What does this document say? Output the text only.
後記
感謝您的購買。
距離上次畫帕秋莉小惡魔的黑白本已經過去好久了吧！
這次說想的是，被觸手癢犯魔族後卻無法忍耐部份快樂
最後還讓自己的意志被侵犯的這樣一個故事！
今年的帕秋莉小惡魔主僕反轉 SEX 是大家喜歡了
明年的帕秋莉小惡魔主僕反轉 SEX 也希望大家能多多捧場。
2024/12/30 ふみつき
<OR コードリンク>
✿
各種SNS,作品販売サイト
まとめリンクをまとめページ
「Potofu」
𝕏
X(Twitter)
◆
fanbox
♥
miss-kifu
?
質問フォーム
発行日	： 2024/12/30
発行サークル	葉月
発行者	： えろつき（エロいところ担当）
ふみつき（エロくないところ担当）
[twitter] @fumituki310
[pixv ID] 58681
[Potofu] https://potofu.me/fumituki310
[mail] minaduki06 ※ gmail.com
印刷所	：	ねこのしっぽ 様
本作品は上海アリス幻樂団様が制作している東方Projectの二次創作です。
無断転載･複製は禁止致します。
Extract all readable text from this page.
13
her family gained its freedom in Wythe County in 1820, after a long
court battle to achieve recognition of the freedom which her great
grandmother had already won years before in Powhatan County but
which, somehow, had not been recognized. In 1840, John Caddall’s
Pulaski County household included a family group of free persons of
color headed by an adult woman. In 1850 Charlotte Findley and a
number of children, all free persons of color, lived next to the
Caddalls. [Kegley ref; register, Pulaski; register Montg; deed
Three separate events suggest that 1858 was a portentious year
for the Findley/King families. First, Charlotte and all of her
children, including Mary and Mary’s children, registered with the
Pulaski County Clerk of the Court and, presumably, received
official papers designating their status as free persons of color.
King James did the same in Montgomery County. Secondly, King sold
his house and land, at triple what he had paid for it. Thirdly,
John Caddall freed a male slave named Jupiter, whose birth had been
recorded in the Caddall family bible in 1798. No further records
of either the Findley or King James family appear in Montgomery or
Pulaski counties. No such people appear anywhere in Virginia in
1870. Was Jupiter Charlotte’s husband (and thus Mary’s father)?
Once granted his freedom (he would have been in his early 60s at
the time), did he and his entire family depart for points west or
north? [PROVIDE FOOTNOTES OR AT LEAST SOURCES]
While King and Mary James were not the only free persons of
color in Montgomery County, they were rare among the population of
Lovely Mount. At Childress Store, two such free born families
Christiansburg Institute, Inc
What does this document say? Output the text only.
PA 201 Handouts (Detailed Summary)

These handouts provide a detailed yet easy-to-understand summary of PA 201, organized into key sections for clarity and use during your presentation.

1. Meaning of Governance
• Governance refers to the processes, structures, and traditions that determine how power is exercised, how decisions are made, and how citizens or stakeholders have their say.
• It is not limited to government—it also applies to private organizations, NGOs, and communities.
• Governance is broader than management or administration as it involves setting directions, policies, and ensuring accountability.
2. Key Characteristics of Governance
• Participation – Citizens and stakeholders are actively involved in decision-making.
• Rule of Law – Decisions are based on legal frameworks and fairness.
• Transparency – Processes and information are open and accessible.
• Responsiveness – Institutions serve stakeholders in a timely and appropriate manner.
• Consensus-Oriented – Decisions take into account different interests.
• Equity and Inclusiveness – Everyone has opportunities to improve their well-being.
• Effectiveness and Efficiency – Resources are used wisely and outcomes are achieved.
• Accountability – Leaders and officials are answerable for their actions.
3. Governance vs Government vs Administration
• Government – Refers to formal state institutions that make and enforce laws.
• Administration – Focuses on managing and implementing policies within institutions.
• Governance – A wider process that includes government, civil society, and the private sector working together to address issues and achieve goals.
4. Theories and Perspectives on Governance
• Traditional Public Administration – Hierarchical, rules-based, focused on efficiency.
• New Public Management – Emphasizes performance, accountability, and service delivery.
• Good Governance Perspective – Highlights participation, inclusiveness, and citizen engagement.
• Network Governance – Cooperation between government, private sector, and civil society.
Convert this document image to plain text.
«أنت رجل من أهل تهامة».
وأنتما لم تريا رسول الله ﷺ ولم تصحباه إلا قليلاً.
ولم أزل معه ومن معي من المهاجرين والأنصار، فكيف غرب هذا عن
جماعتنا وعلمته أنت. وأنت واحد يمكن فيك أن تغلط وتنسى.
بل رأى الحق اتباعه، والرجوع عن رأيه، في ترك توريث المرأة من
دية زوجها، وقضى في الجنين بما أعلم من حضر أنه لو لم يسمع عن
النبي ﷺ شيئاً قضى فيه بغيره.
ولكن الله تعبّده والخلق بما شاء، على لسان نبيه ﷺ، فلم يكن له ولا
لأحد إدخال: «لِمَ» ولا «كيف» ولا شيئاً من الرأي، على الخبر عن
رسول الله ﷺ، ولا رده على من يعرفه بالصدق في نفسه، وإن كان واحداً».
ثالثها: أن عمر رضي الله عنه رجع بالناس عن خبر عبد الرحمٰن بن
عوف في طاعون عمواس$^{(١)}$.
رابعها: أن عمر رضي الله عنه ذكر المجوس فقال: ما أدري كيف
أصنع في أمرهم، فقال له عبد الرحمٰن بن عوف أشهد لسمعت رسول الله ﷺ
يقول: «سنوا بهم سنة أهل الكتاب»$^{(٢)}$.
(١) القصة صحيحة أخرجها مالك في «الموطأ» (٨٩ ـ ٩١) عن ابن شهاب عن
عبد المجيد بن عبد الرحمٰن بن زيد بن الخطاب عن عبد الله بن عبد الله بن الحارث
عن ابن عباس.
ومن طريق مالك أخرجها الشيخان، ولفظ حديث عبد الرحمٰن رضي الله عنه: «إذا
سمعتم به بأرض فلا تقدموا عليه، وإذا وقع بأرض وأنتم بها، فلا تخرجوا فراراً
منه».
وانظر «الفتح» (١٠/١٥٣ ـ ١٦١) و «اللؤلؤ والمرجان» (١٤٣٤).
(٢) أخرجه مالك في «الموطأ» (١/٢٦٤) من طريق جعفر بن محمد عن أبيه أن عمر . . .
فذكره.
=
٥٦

Exercise task.
Select, from the listing, all lines that include the word "appear".

Complete response.
of either the Findley or King James family appear in Montgomery or
Pulaski counties. No such people appear anywhere in Virginia in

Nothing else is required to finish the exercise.